**** Information provided ****
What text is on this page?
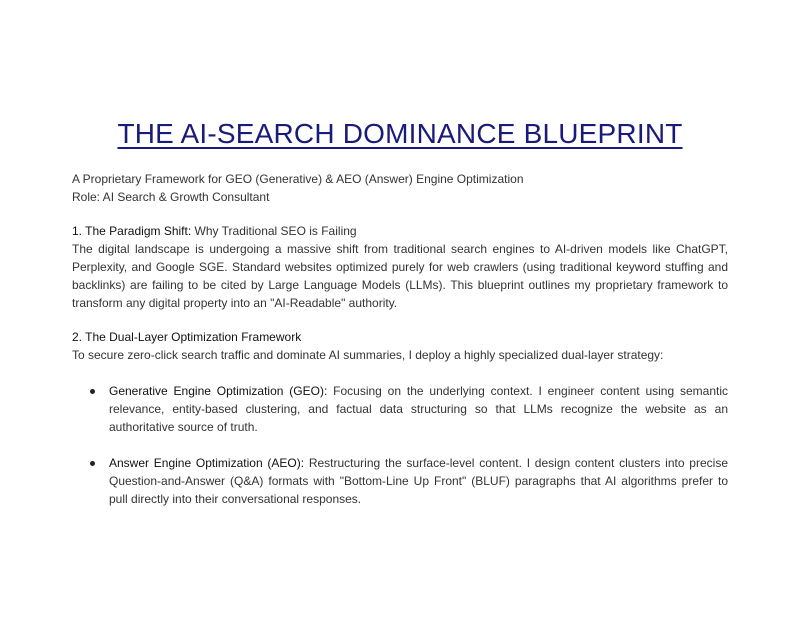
THE AI-SEARCH DOMINANCE BLUEPRINT

A Proprietary Framework for GEO (Generative) & AEO (Answer) Engine Optimization

Role: AI Search & Growth Consultant

1. The Paradigm Shift: Why Traditional SEO is Failing

The digital landscape is undergoing a massive shift from traditional search engines to AI-driven models like ChatGPT, Perplexity, and Google SGE. Standard websites optimized purely for web crawlers (using traditional keyword stuffing and backlinks) are failing to be cited by Large Language Models (LLMs). This blueprint outlines my proprietary framework to transform any digital property into an "AI-Readable" authority.

2. The Dual-Layer Optimization Framework

To secure zero-click search traffic and dominate AI summaries, I deploy a highly specialized dual-layer strategy:

Generative Engine Optimization (GEO): Focusing on the underlying context. I engineer content using semantic relevance, entity-based clustering, and factual data structuring so that LLMs recognize the website as an authoritative source of truth.
Answer Engine Optimization (AEO): Restructuring the surface-level content. I design content clusters into precise Question-and-Answer (Q&A) formats with "Bottom-Line Up Front" (BLUF) paragraphs that AI algorithms prefer to pull directly into their conversational responses.
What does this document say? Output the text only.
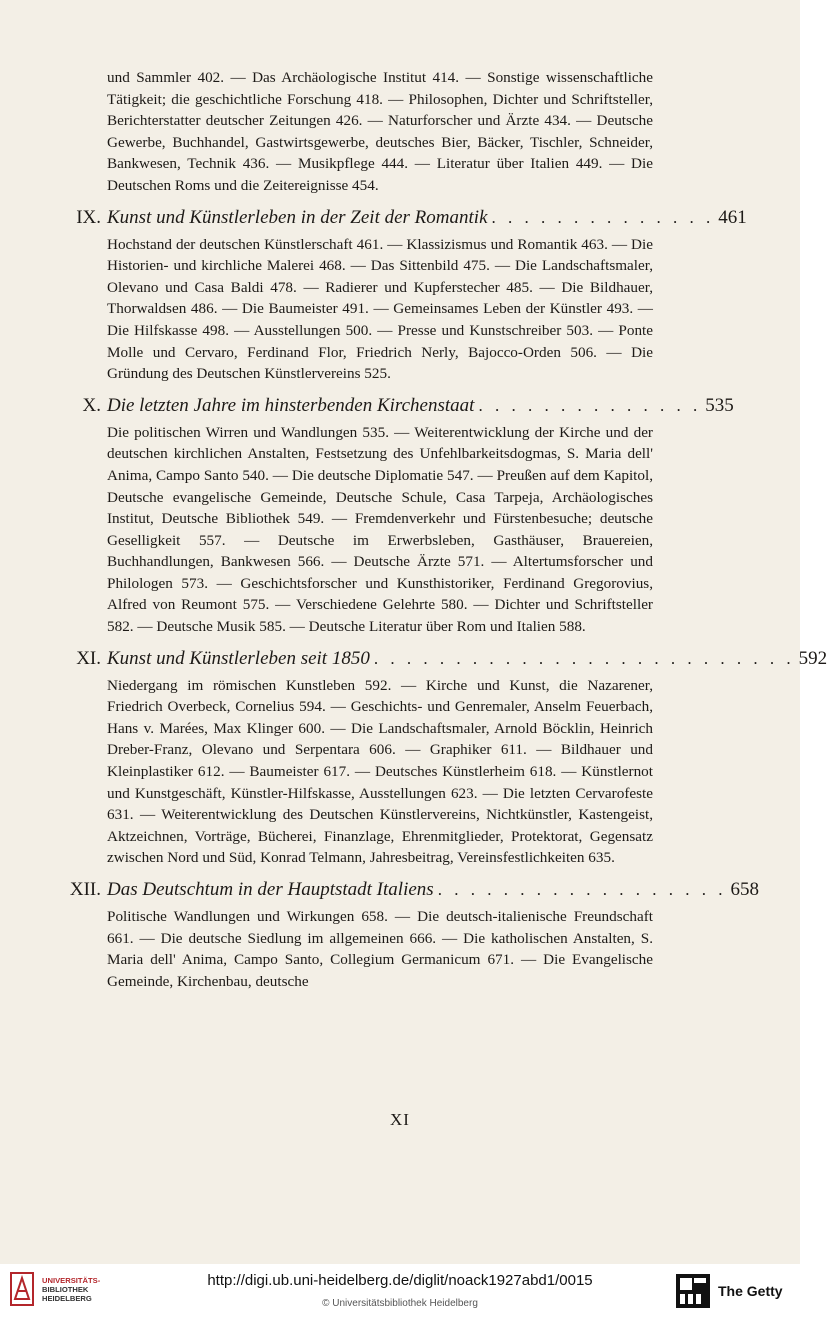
und Sammler 402. — Das Archäologische Institut 414. — Sonstige wissenschaftliche Tätigkeit; die geschichtliche Forschung 418. — Philosophen, Dichter und Schriftsteller, Berichterstatter deutscher Zeitungen 426. — Naturforscher und Ärzte 434. — Deutsche Gewerbe, Buchhandel, Gastwirtsgewerbe, deutsches Bier, Bäcker, Tischler, Schneider, Bankwesen, Technik 436. — Musikpflege 444. — Literatur über Italien 449. — Die Deutschen Roms und die Zeitereignisse 454.

IX. Kunst und Künstlerleben in der Zeit der Romantik . . . . . . . . . . . . . . 461

Hochstand der deutschen Künstlerschaft 461. — Klassizismus und Romantik 463. — Die Historien- und kirchliche Malerei 468. — Das Sittenbild 475. — Die Landschaftsmaler, Olevano und Casa Baldi 478. — Radierer und Kupferstecher 485. — Die Bildhauer, Thorwaldsen 486. — Die Baumeister 491. — Gemeinsames Leben der Künstler 493. — Die Hilfskasse 498. — Ausstellungen 500. — Presse und Kunstschreiber 503. — Ponte Molle und Cervaro, Ferdinand Flor, Friedrich Nerly, Bajocco-Orden 506. — Die Gründung des Deutschen Künstlervereins 525.

X. Die letzten Jahre im hinsterbenden Kirchenstaat . . . . . . . . . . . . . . 535

Die politischen Wirren und Wandlungen 535. — Weiterentwicklung der Kirche und der deutschen kirchlichen Anstalten, Festsetzung des Unfehlbarkeitsdogmas, S. Maria dell' Anima, Campo Santo 540. — Die deutsche Diplomatie 547. — Preußen auf dem Kapitol, Deutsche evangelische Gemeinde, Deutsche Schule, Casa Tarpeja, Archäologisches Institut, Deutsche Bibliothek 549. — Fremdenverkehr und Fürstenbesuche; deutsche Geselligkeit 557. — Deutsche im Erwerbsleben, Gasthäuser, Brauereien, Buchhandlungen, Bankwesen 566. — Deutsche Ärzte 571. — Altertumsforscher und Philologen 573. — Geschichtsforscher und Kunsthistoriker, Ferdinand Gregorovius, Alfred von Reumont 575. — Verschiedene Gelehrte 580. — Dichter und Schriftsteller 582. — Deutsche Musik 585. — Deutsche Literatur über Rom und Italien 588.

XI. Kunst und Künstlerleben seit 1850 . . . . . . . . . . . . . . . . . . . . . . . . . . 592

Niedergang im römischen Kunstleben 592. — Kirche und Kunst, die Nazarener, Friedrich Overbeck, Cornelius 594. — Geschichts- und Genremaler, Anselm Feuerbach, Hans v. Marées, Max Klinger 600. — Die Landschaftsmaler, Arnold Böcklin, Heinrich Dreber-Franz, Olevano und Serpentara 606. — Graphiker 611. — Bildhauer und Kleinplastiker 612. — Baumeister 617. — Deutsches Künstlerheim 618. — Künstlernot und Kunstgeschäft, Künstler-Hilfskasse, Ausstellungen 623. — Die letzten Cervarofeste 631. — Weiterentwicklung des Deutschen Künstlervereins, Nichtkünstler, Kastengeist, Aktzeichnen, Vorträge, Bücherei, Finanzlage, Ehrenmitglieder, Protektorat, Gegensatz zwischen Nord und Süd, Konrad Telmann, Jahresbeitrag, Vereinsfestlichkeiten 635.

XII. Das Deutschtum in der Hauptstadt Italiens . . . . . . . . . . . . . . . . . . 658

Politische Wandlungen und Wirkungen 658. — Die deutsch-italienische Freundschaft 661. — Die deutsche Siedlung im allgemeinen 666. — Die katholischen Anstalten, S. Maria dell' Anima, Campo Santo, Collegium Germanicum 671. — Die Evangelische Gemeinde, Kirchenbau, deutsche

XI
UNIVERSITÄTS-
BIBLIOTHEK
HEIDELBERG
http://digi.ub.uni-heidelberg.de/diglit/noack1927abd1/0015
© Universitätsbibliothek Heidelberg
The Getty
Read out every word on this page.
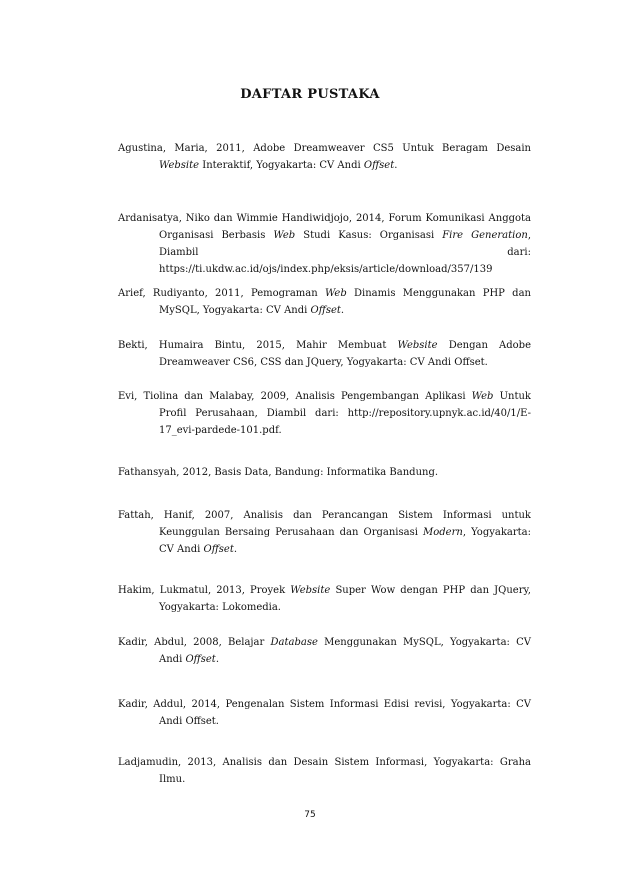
DAFTAR PUSTAKA
Agustina, Maria, 2011, Adobe Dreamweaver CS5 Untuk Beragam Desain Website Interaktif, Yogyakarta: CV Andi Offset.
Ardanisatya, Niko dan Wimmie Handiwidjojo, 2014, Forum Komunikasi Anggota Organisasi Berbasis Web Studi Kasus: Organisasi Fire Generation, Diambil dari: https://ti.ukdw.ac.id/ojs/index.php/eksis/article/download/357/139
Arief, Rudiyanto, 2011, Pemograman Web Dinamis Menggunakan PHP dan MySQL, Yogyakarta: CV Andi Offset.
Bekti, Humaira Bintu, 2015, Mahir Membuat Website Dengan Adobe Dreamweaver CS6, CSS dan JQuery, Yogyakarta: CV Andi Offset.
Evi, Tiolina dan Malabay, 2009, Analisis Pengembangan Aplikasi Web Untuk Profil Perusahaan, Diambil dari: http://repository.upnyk.ac.id/40/1/E-17_evi-pardede-101.pdf.
Fathansyah, 2012, Basis Data, Bandung: Informatika Bandung.
Fattah, Hanif, 2007, Analisis dan Perancangan Sistem Informasi untuk Keunggulan Bersaing Perusahaan dan Organisasi Modern, Yogyakarta: CV Andi Offset.
Hakim, Lukmatul, 2013, Proyek Website Super Wow dengan PHP dan JQuery, Yogyakarta: Lokomedia.
Kadir, Abdul, 2008, Belajar Database Menggunakan MySQL, Yogyakarta: CV Andi Offset.
Kadir, Addul, 2014, Pengenalan Sistem Informasi Edisi revisi, Yogyakarta: CV Andi Offset.
Ladjamudin, 2013, Analisis dan Desain Sistem Informasi, Yogyakarta: Graha Ilmu.
75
****
Task brief: Collect every line above that contains the word "letzten".

Result below:
X. Die letzten Jahre im hinsterbenden Kirchenstaat . . . . . . . . . . . . . . 535
Niedergang im römischen Kunstleben 592. — Kirche und Kunst, die Nazarener, Friedrich Overbeck, Cornelius 594. — Geschichts- und Genremaler, Anselm Feuerbach, Hans v. Marées, Max Klinger 600. — Die Landschaftsmaler, Arnold Böcklin, Heinrich Dreber-Franz, Olevano und Serpentara 606. — Graphiker 611. — Bildhauer und Kleinplastiker 612. — Baumeister 617. — Deutsches Künstlerheim 618. — Künstlernot und Kunstgeschäft, Künstler-Hilfskasse, Ausstellungen 623. — Die letzten Cervarofeste 631. — Weiterentwicklung des Deutschen Künstlervereins, Nichtkünstler, Kastengeist, Aktzeichnen, Vorträge, Bücherei, Finanzlage, Ehrenmitglieder, Protektorat, Gegensatz zwischen Nord und Süd, Konrad Telmann, Jahresbeitrag, Vereinsfestlichkeiten 635.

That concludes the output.